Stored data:
##########

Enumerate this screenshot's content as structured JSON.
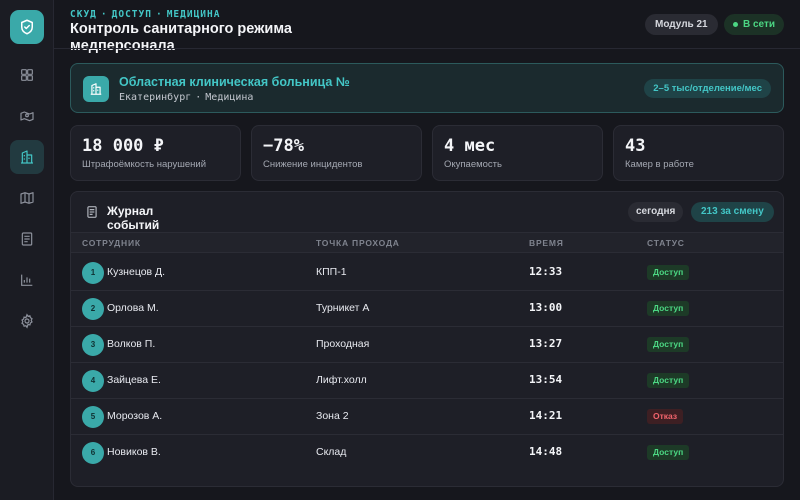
{
  "header": {
    "breadcrumbs": [
      "СКУД",
      "ДОСТУП",
      "МЕДИЦИНА"
    ],
    "title": "Контроль санитарного режима медперсонала",
    "module": "Модуль 21",
    "status": "В сети"
  },
  "sidebar": {
    "items": [
      {
        "icon": "dashboard-icon"
      },
      {
        "icon": "map-pin-icon"
      },
      {
        "icon": "hospital-icon",
        "active": true
      },
      {
        "icon": "map-icon"
      },
      {
        "icon": "document-icon"
      },
      {
        "icon": "bar-chart-icon"
      },
      {
        "icon": "gear-icon"
      }
    ]
  },
  "org": {
    "name": "Областная клиническая больница №",
    "city": "Екатеринбург",
    "sector": "Медицина",
    "rate": "2–5 тыс/отделение/мес"
  },
  "stats": [
    {
      "value": "18 000 ₽",
      "label": "Штрафоёмкость нарушений"
    },
    {
      "value": "−78%",
      "label": "Снижение инцидентов"
    },
    {
      "value": "4 мес",
      "label": "Окупаемость"
    },
    {
      "value": "43",
      "label": "Камер в работе"
    }
  ],
  "events": {
    "title": "Журнал событий",
    "today": "сегодня",
    "count": "213 за смену",
    "columns": [
      "СОТРУДНИК",
      "ТОЧКА ПРОХОДА",
      "ВРЕМЯ",
      "СТАТУС"
    ],
    "rows": [
      {
        "n": "1",
        "name": "Кузнецов Д.",
        "point": "КПП-1",
        "time": "12:33",
        "status": "Доступ"
      },
      {
        "n": "2",
        "name": "Орлова М.",
        "point": "Турникет А",
        "time": "13:00",
        "status": "Доступ"
      },
      {
        "n": "3",
        "name": "Волков П.",
        "point": "Проходная",
        "time": "13:27",
        "status": "Доступ"
      },
      {
        "n": "4",
        "name": "Зайцева Е.",
        "point": "Лифт.холл",
        "time": "13:54",
        "status": "Доступ"
      },
      {
        "n": "5",
        "name": "Морозов А.",
        "point": "Зона 2",
        "time": "14:21",
        "status": "Отказ"
      },
      {
        "n": "6",
        "name": "Новиков В.",
        "point": "Склад",
        "time": "14:48",
        "status": "Доступ"
      }
    ]
  },
  "colors": {
    "accent": "#43c6c6",
    "ok": "#4cd783",
    "deny": "#f2646c",
    "background": "#16171d"
  }
}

##########

TASK REQUIREMENTS: The records above should be reproduced exactly, with no pictures included.

THE OUTPUT:
Enumerate this screenshot's content as structured JSON.
{
  "header": {
    "breadcrumbs": [
      "СКУД",
      "ДОСТУП",
      "МЕДИЦИНА"
    ],
    "title": "Контроль санитарного режима медперсонала",
    "module": "Модуль 21",
    "status": "В сети"
  },
  "sidebar": {
    "items": [
      {
        "icon": "dashboard-icon"
      },
      {
        "icon": "map-pin-icon"
      },
      {
        "icon": "hospital-icon",
        "active": true
      },
      {
        "icon": "map-icon"
      },
      {
        "icon": "document-icon"
      },
      {
        "icon": "bar-chart-icon"
      },
      {
        "icon": "gear-icon"
      }
    ]
  },
  "org": {
    "name": "Областная клиническая больница №",
    "city": "Екатеринбург",
    "sector": "Медицина",
    "rate": "2–5 тыс/отделение/мес"
  },
  "stats": [
    {
      "value": "18 000 ₽",
      "label": "Штрафоёмкость нарушений"
    },
    {
      "value": "−78%",
      "label": "Снижение инцидентов"
    },
    {
      "value": "4 мес",
      "label": "Окупаемость"
    },
    {
      "value": "43",
      "label": "Камер в работе"
    }
  ],
  "events": {
    "title": "Журнал событий",
    "today": "сегодня",
    "count": "213 за смену",
    "columns": [
      "СОТРУДНИК",
      "ТОЧКА ПРОХОДА",
      "ВРЕМЯ",
      "СТАТУС"
    ],
    "rows": [
      {
        "n": "1",
        "name": "Кузнецов Д.",
        "point": "КПП-1",
        "time": "12:33",
        "status": "Доступ"
      },
      {
        "n": "2",
        "name": "Орлова М.",
        "point": "Турникет А",
        "time": "13:00",
        "status": "Доступ"
      },
      {
        "n": "3",
        "name": "Волков П.",
        "point": "Проходная",
        "time": "13:27",
        "status": "Доступ"
      },
      {
        "n": "4",
        "name": "Зайцева Е.",
        "point": "Лифт.холл",
        "time": "13:54",
        "status": "Доступ"
      },
      {
        "n": "5",
        "name": "Морозов А.",
        "point": "Зона 2",
        "time": "14:21",
        "status": "Отказ"
      },
      {
        "n": "6",
        "name": "Новиков В.",
        "point": "Склад",
        "time": "14:48",
        "status": "Доступ"
      }
    ]
  },
  "colors": {
    "accent": "#43c6c6",
    "ok": "#4cd783",
    "deny": "#f2646c",
    "background": "#16171d"
  }
}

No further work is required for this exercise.